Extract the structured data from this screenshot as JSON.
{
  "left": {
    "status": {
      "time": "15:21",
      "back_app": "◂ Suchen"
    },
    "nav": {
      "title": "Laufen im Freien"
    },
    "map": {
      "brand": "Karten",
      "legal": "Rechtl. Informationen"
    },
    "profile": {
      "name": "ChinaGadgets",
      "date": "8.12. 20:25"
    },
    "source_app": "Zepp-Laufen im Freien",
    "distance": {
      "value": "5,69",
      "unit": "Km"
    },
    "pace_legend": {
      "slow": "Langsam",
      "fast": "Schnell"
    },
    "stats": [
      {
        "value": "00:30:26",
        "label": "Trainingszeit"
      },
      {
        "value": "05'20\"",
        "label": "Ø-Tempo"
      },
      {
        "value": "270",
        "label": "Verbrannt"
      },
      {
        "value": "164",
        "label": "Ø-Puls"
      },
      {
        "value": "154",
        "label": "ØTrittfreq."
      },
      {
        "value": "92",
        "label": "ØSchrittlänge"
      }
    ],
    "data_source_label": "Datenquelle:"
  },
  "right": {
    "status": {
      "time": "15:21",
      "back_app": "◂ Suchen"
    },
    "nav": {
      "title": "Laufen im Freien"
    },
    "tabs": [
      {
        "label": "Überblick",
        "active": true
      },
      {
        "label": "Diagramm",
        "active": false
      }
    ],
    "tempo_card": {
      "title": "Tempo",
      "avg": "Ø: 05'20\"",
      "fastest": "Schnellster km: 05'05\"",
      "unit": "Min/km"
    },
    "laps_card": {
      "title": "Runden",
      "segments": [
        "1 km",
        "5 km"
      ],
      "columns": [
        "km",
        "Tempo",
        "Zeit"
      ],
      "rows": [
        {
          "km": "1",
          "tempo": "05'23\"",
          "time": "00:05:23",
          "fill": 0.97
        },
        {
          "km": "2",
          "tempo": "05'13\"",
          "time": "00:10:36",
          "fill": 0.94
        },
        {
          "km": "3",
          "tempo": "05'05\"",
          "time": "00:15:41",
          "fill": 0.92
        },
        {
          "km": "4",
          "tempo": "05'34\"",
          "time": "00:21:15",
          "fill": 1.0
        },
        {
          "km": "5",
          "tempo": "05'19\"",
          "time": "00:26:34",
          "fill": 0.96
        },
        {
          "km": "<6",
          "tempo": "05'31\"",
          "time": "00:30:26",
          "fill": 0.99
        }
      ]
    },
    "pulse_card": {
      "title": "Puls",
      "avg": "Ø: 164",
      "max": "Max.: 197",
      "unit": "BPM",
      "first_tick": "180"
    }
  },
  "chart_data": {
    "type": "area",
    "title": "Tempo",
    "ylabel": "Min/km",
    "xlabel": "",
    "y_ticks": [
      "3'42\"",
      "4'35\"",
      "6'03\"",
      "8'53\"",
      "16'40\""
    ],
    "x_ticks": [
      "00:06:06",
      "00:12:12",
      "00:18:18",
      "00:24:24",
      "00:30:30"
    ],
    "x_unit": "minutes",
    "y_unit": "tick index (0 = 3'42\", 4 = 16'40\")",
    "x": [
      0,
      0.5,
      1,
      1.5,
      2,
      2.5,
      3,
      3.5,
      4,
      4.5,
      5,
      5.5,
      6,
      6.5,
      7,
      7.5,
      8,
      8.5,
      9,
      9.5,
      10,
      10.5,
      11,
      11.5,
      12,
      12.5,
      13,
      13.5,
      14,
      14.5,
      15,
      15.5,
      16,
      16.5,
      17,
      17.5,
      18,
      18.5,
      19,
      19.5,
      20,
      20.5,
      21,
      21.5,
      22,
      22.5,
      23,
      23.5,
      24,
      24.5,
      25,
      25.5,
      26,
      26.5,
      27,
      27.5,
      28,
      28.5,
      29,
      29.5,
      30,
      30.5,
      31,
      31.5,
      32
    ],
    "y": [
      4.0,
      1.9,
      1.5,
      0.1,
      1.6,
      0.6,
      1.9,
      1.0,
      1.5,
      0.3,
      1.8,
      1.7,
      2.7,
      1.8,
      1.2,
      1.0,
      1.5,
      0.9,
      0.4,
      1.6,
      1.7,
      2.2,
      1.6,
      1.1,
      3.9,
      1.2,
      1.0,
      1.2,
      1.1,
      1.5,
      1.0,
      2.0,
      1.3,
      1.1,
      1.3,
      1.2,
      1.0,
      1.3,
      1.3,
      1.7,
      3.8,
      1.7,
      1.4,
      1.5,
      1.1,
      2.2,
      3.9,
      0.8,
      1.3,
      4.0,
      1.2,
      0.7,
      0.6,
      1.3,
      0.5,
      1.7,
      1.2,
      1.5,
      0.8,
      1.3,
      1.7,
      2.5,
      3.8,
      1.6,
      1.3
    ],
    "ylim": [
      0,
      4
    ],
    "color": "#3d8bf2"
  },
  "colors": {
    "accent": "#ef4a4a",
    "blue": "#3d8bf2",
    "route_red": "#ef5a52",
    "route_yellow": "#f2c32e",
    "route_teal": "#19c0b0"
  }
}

◆ Short task ◆
The full set of records should be duplicated exactly.

◆ Expected answer ◆
Extract the structured data from this screenshot as JSON.
{
  "left": {
    "status": {
      "time": "15:21",
      "back_app": "◂ Suchen"
    },
    "nav": {
      "title": "Laufen im Freien"
    },
    "map": {
      "brand": "Karten",
      "legal": "Rechtl. Informationen"
    },
    "profile": {
      "name": "ChinaGadgets",
      "date": "8.12. 20:25"
    },
    "source_app": "Zepp-Laufen im Freien",
    "distance": {
      "value": "5,69",
      "unit": "Km"
    },
    "pace_legend": {
      "slow": "Langsam",
      "fast": "Schnell"
    },
    "stats": [
      {
        "value": "00:30:26",
        "label": "Trainingszeit"
      },
      {
        "value": "05'20\"",
        "label": "Ø-Tempo"
      },
      {
        "value": "270",
        "label": "Verbrannt"
      },
      {
        "value": "164",
        "label": "Ø-Puls"
      },
      {
        "value": "154",
        "label": "ØTrittfreq."
      },
      {
        "value": "92",
        "label": "ØSchrittlänge"
      }
    ],
    "data_source_label": "Datenquelle:"
  },
  "right": {
    "status": {
      "time": "15:21",
      "back_app": "◂ Suchen"
    },
    "nav": {
      "title": "Laufen im Freien"
    },
    "tabs": [
      {
        "label": "Überblick",
        "active": true
      },
      {
        "label": "Diagramm",
        "active": false
      }
    ],
    "tempo_card": {
      "title": "Tempo",
      "avg": "Ø: 05'20\"",
      "fastest": "Schnellster km: 05'05\"",
      "unit": "Min/km"
    },
    "laps_card": {
      "title": "Runden",
      "segments": [
        "1 km",
        "5 km"
      ],
      "columns": [
        "km",
        "Tempo",
        "Zeit"
      ],
      "rows": [
        {
          "km": "1",
          "tempo": "05'23\"",
          "time": "00:05:23",
          "fill": 0.97
        },
        {
          "km": "2",
          "tempo": "05'13\"",
          "time": "00:10:36",
          "fill": 0.94
        },
        {
          "km": "3",
          "tempo": "05'05\"",
          "time": "00:15:41",
          "fill": 0.92
        },
        {
          "km": "4",
          "tempo": "05'34\"",
          "time": "00:21:15",
          "fill": 1.0
        },
        {
          "km": "5",
          "tempo": "05'19\"",
          "time": "00:26:34",
          "fill": 0.96
        },
        {
          "km": "<6",
          "tempo": "05'31\"",
          "time": "00:30:26",
          "fill": 0.99
        }
      ]
    },
    "pulse_card": {
      "title": "Puls",
      "avg": "Ø: 164",
      "max": "Max.: 197",
      "unit": "BPM",
      "first_tick": "180"
    }
  },
  "chart_data": {
    "type": "area",
    "title": "Tempo",
    "ylabel": "Min/km",
    "xlabel": "",
    "y_ticks": [
      "3'42\"",
      "4'35\"",
      "6'03\"",
      "8'53\"",
      "16'40\""
    ],
    "x_ticks": [
      "00:06:06",
      "00:12:12",
      "00:18:18",
      "00:24:24",
      "00:30:30"
    ],
    "x_unit": "minutes",
    "y_unit": "tick index (0 = 3'42\", 4 = 16'40\")",
    "x": [
      0,
      0.5,
      1,
      1.5,
      2,
      2.5,
      3,
      3.5,
      4,
      4.5,
      5,
      5.5,
      6,
      6.5,
      7,
      7.5,
      8,
      8.5,
      9,
      9.5,
      10,
      10.5,
      11,
      11.5,
      12,
      12.5,
      13,
      13.5,
      14,
      14.5,
      15,
      15.5,
      16,
      16.5,
      17,
      17.5,
      18,
      18.5,
      19,
      19.5,
      20,
      20.5,
      21,
      21.5,
      22,
      22.5,
      23,
      23.5,
      24,
      24.5,
      25,
      25.5,
      26,
      26.5,
      27,
      27.5,
      28,
      28.5,
      29,
      29.5,
      30,
      30.5,
      31,
      31.5,
      32
    ],
    "y": [
      4.0,
      1.9,
      1.5,
      0.1,
      1.6,
      0.6,
      1.9,
      1.0,
      1.5,
      0.3,
      1.8,
      1.7,
      2.7,
      1.8,
      1.2,
      1.0,
      1.5,
      0.9,
      0.4,
      1.6,
      1.7,
      2.2,
      1.6,
      1.1,
      3.9,
      1.2,
      1.0,
      1.2,
      1.1,
      1.5,
      1.0,
      2.0,
      1.3,
      1.1,
      1.3,
      1.2,
      1.0,
      1.3,
      1.3,
      1.7,
      3.8,
      1.7,
      1.4,
      1.5,
      1.1,
      2.2,
      3.9,
      0.8,
      1.3,
      4.0,
      1.2,
      0.7,
      0.6,
      1.3,
      0.5,
      1.7,
      1.2,
      1.5,
      0.8,
      1.3,
      1.7,
      2.5,
      3.8,
      1.6,
      1.3
    ],
    "ylim": [
      0,
      4
    ],
    "color": "#3d8bf2"
  },
  "colors": {
    "accent": "#ef4a4a",
    "blue": "#3d8bf2",
    "route_red": "#ef5a52",
    "route_yellow": "#f2c32e",
    "route_teal": "#19c0b0"
  }
}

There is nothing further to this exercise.